--- PROBLEM DETAILS ---
Can you copy out the data exactly? Leave the images out.

+++ EXERCISE MATERIAL +++

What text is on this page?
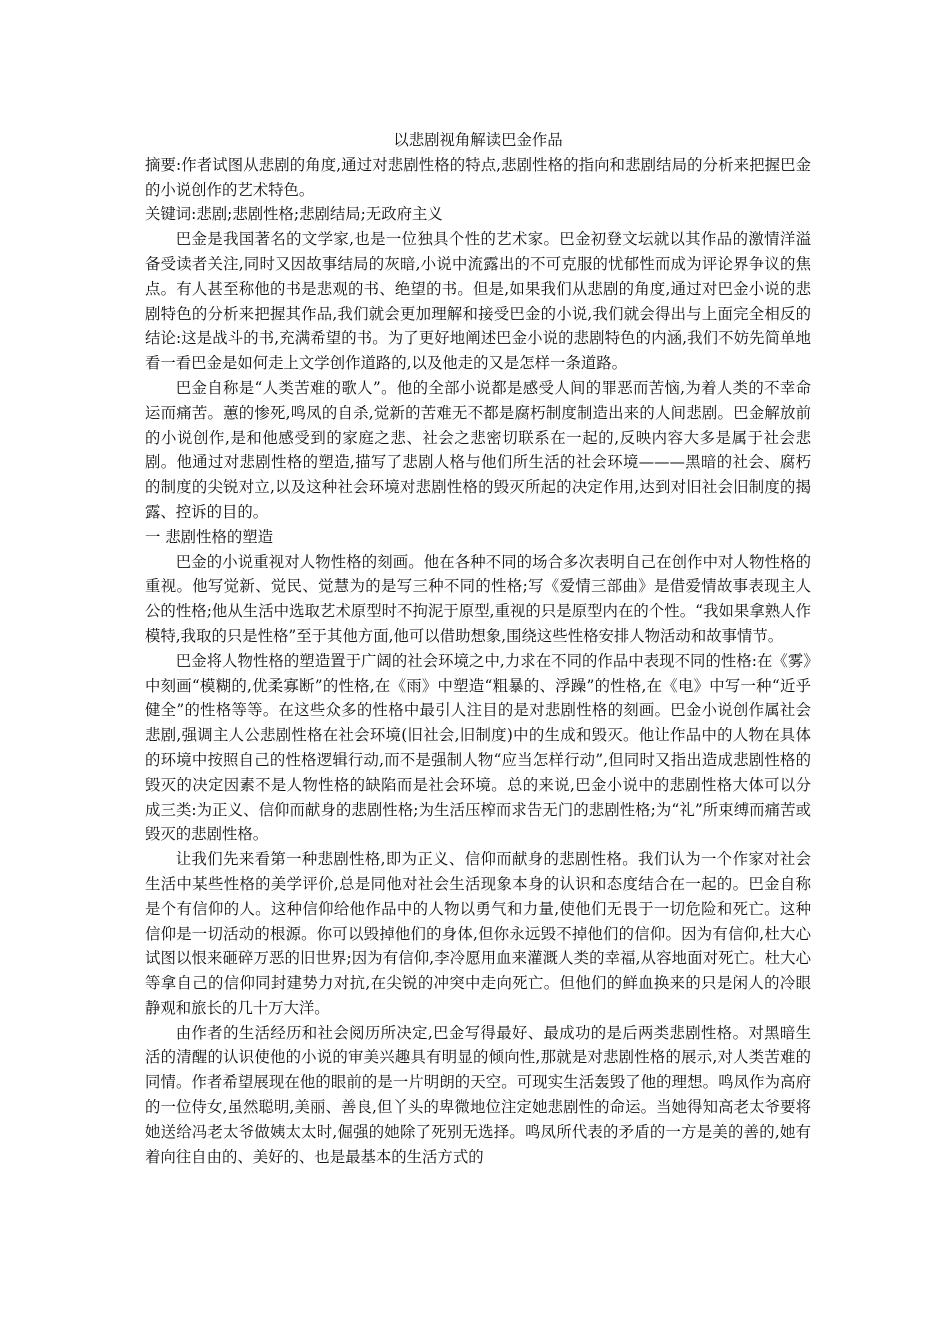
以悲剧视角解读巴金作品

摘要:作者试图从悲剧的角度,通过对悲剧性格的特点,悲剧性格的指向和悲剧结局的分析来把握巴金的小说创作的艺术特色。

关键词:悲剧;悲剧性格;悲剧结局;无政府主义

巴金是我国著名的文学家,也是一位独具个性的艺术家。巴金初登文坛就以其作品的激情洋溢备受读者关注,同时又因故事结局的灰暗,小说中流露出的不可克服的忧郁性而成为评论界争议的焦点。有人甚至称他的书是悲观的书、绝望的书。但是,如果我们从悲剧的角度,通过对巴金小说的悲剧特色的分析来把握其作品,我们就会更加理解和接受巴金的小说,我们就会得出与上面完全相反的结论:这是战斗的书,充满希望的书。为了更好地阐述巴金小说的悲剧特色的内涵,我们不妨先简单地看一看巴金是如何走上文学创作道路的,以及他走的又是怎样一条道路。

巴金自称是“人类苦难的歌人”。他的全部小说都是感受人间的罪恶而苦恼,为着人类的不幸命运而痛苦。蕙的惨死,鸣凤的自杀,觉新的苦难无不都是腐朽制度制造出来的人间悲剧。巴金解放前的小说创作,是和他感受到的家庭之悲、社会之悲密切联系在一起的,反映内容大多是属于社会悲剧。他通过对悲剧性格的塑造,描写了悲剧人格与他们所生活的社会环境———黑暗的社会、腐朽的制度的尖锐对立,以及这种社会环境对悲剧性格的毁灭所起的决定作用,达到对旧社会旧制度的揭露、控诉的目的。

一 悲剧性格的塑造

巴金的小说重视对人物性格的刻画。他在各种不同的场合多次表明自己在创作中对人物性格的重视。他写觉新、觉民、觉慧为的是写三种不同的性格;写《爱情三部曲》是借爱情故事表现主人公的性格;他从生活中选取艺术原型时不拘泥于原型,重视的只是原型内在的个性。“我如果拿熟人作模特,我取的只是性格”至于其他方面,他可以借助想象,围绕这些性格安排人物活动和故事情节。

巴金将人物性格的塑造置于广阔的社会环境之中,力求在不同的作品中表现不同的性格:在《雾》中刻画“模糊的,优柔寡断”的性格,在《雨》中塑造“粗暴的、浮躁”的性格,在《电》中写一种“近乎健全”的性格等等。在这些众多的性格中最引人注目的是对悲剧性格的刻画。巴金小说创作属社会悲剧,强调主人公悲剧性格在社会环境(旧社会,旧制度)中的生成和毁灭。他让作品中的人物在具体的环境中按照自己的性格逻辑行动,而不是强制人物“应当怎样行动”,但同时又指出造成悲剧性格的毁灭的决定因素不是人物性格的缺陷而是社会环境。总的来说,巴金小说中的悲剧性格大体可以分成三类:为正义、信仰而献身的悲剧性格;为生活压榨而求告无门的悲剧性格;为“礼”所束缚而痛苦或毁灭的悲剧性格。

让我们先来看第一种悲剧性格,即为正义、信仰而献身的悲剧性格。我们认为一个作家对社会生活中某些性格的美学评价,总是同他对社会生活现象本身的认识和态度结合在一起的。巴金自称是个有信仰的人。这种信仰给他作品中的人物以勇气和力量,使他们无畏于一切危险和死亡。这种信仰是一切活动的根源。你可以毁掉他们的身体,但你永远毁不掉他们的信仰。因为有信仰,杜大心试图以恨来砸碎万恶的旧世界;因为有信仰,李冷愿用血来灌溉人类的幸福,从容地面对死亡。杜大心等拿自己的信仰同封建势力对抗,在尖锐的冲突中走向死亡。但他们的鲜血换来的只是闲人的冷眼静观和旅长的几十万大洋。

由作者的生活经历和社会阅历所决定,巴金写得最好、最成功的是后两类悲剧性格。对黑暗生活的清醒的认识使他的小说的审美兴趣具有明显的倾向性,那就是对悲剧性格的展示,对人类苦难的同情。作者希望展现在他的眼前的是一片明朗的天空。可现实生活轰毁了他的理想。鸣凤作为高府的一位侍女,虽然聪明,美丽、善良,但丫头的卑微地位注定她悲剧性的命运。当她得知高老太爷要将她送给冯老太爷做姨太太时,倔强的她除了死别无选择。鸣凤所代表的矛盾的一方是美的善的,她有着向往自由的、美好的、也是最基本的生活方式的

+++

--- WRITTEN REPLY ---
What text is on this page?
以悲剧视角解读巴金作品

摘要:作者试图从悲剧的角度,通过对悲剧性格的特点,悲剧性格的指向和悲剧结局的分析来把握巴金的小说创作的艺术特色。

关键词:悲剧;悲剧性格;悲剧结局;无政府主义

巴金是我国著名的文学家,也是一位独具个性的艺术家。巴金初登文坛就以其作品的激情洋溢备受读者关注,同时又因故事结局的灰暗,小说中流露出的不可克服的忧郁性而成为评论界争议的焦点。有人甚至称他的书是悲观的书、绝望的书。但是,如果我们从悲剧的角度,通过对巴金小说的悲剧特色的分析来把握其作品,我们就会更加理解和接受巴金的小说,我们就会得出与上面完全相反的结论:这是战斗的书,充满希望的书。为了更好地阐述巴金小说的悲剧特色的内涵,我们不妨先简单地看一看巴金是如何走上文学创作道路的,以及他走的又是怎样一条道路。

巴金自称是“人类苦难的歌人”。他的全部小说都是感受人间的罪恶而苦恼,为着人类的不幸命运而痛苦。蕙的惨死,鸣凤的自杀,觉新的苦难无不都是腐朽制度制造出来的人间悲剧。巴金解放前的小说创作,是和他感受到的家庭之悲、社会之悲密切联系在一起的,反映内容大多是属于社会悲剧。他通过对悲剧性格的塑造,描写了悲剧人格与他们所生活的社会环境———黑暗的社会、腐朽的制度的尖锐对立,以及这种社会环境对悲剧性格的毁灭所起的决定作用,达到对旧社会旧制度的揭露、控诉的目的。

一 悲剧性格的塑造

巴金的小说重视对人物性格的刻画。他在各种不同的场合多次表明自己在创作中对人物性格的重视。他写觉新、觉民、觉慧为的是写三种不同的性格;写《爱情三部曲》是借爱情故事表现主人公的性格;他从生活中选取艺术原型时不拘泥于原型,重视的只是原型内在的个性。“我如果拿熟人作模特,我取的只是性格”至于其他方面,他可以借助想象,围绕这些性格安排人物活动和故事情节。

巴金将人物性格的塑造置于广阔的社会环境之中,力求在不同的作品中表现不同的性格:在《雾》中刻画“模糊的,优柔寡断”的性格,在《雨》中塑造“粗暴的、浮躁”的性格,在《电》中写一种“近乎健全”的性格等等。在这些众多的性格中最引人注目的是对悲剧性格的刻画。巴金小说创作属社会悲剧,强调主人公悲剧性格在社会环境(旧社会,旧制度)中的生成和毁灭。他让作品中的人物在具体的环境中按照自己的性格逻辑行动,而不是强制人物“应当怎样行动”,但同时又指出造成悲剧性格的毁灭的决定因素不是人物性格的缺陷而是社会环境。总的来说,巴金小说中的悲剧性格大体可以分成三类:为正义、信仰而献身的悲剧性格;为生活压榨而求告无门的悲剧性格;为“礼”所束缚而痛苦或毁灭的悲剧性格。

让我们先来看第一种悲剧性格,即为正义、信仰而献身的悲剧性格。我们认为一个作家对社会生活中某些性格的美学评价,总是同他对社会生活现象本身的认识和态度结合在一起的。巴金自称是个有信仰的人。这种信仰给他作品中的人物以勇气和力量,使他们无畏于一切危险和死亡。这种信仰是一切活动的根源。你可以毁掉他们的身体,但你永远毁不掉他们的信仰。因为有信仰,杜大心试图以恨来砸碎万恶的旧世界;因为有信仰,李冷愿用血来灌溉人类的幸福,从容地面对死亡。杜大心等拿自己的信仰同封建势力对抗,在尖锐的冲突中走向死亡。但他们的鲜血换来的只是闲人的冷眼静观和旅长的几十万大洋。

由作者的生活经历和社会阅历所决定,巴金写得最好、最成功的是后两类悲剧性格。对黑暗生活的清醒的认识使他的小说的审美兴趣具有明显的倾向性,那就是对悲剧性格的展示,对人类苦难的同情。作者希望展现在他的眼前的是一片明朗的天空。可现实生活轰毁了他的理想。鸣凤作为高府的一位侍女,虽然聪明,美丽、善良,但丫头的卑微地位注定她悲剧性的命运。当她得知高老太爷要将她送给冯老太爷做姨太太时,倔强的她除了死别无选择。鸣凤所代表的矛盾的一方是美的善的,她有着向往自由的、美好的、也是最基本的生活方式的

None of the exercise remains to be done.